— begin —

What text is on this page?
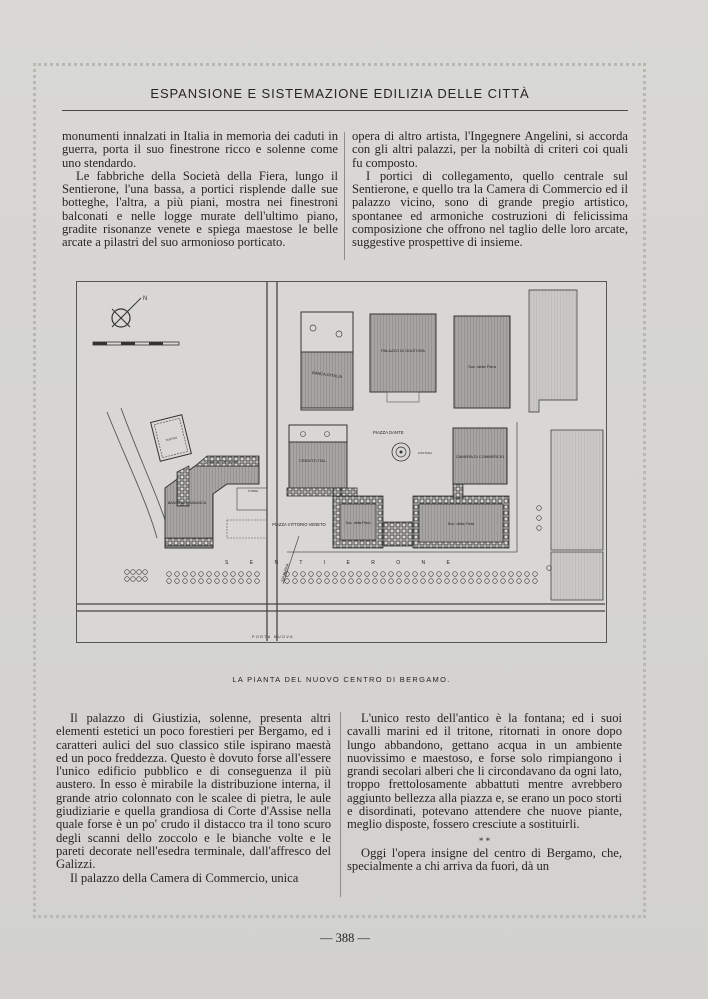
ESPANSIONE E SISTEMAZIONE EDILIZIA DELLE CITTÀ

monumenti innalzati in Italia in memoria dei caduti in guerra, porta il suo finestrone ricco e solenne come uno stendardo.

Le fabbriche della Società della Fiera, lungo il Sentierone, l'una bassa, a portici risplende dalle sue botteghe, l'altra, a più piani, mostra nei finestroni balconati e nelle logge murate dell'ultimo piano, gradite risonanze venete e spiega maestose le belle arcate a pilastri del suo armonioso porticato.

opera di altro artista, l'Ingegnere Angelini, si accorda con gli altri palazzi, per la nobiltà di criteri coi quali fu composto.

I portici di collegamento, quello centrale sul Sentierone, e quello tra la Camera di Commercio ed il palazzo vicino, sono di grande pregio artistico, spontanee ed armoniche costruzioni di felicissima composizione che offrono nel taglio delle loro arcate, suggestive prospettive di insieme.

N
BANCA D'ITALIA
PALAZZO DI GIUSTIZIA
Soc. della Fiera
PIAZZA DANTE
FONTANA
CAMERA DI COMMERCIO
CREDITO ITAL.
Soc. della Fiera	Soc. della Fiera
TEATRO
BANCA POPOLARE
BANCA BERGAMASCA
TORRE
PIAZZA VITTORIO VENETO
S E N T I E R O N E
VIA NUOVA
PORTA NUOVA
LA PIANTA DEL NUOVO CENTRO DI BERGAMO.

Il palazzo di Giustizia, solenne, presenta altri elementi estetici un poco forestieri per Bergamo, ed i caratteri aulici del suo classico stile ispirano maestà ed un poco freddezza. Questo è dovuto forse all'essere l'unico edificio pubblico e di conseguenza il più austero. In esso è mirabile la distribuzione interna, il grande atrio colonnato con le scalee di pietra, le aule giudiziarie e quella grandiosa di Corte d'Assise nella quale forse è un po' crudo il distacco tra il tono scuro degli scanni dello zoccolo e le bianche volte e le pareti decorate nell'esedra terminale, dall'affresco del Galizzi.

Il palazzo della Camera di Commercio, unica

L'unico resto dell'antico è la fontana; ed i suoi cavalli marini ed il tritone, ritornati in onore dopo lungo abbandono, gettano acqua in un ambiente nuovissimo e maestoso, e forse solo rimpiangono i grandi secolari alberi che li circondavano da ogni lato, troppo frettolosamente abbattuti mentre avrebbero aggiunto bellezza alla piazza e, se erano un poco storti e disordinati, potevano attendere che nuove piante, meglio disposte, fossero cresciute a sostituirli.

* *

Oggi l'opera insigne del centro di Bergamo, che, specialmente a chi arriva da fuori, dà un

— 388 —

— end —

**To do**
Which lines include the word "opera"? Copy every one of them.

**Correct answer**
opera di altro artista, l'Ingegnere Angelini, si accorda con gli altri palazzi, per la nobiltà di criteri coi quali fu composto.
Oggi l'opera insigne del centro di Bergamo, che, specialmente a chi arriva da fuori, dà un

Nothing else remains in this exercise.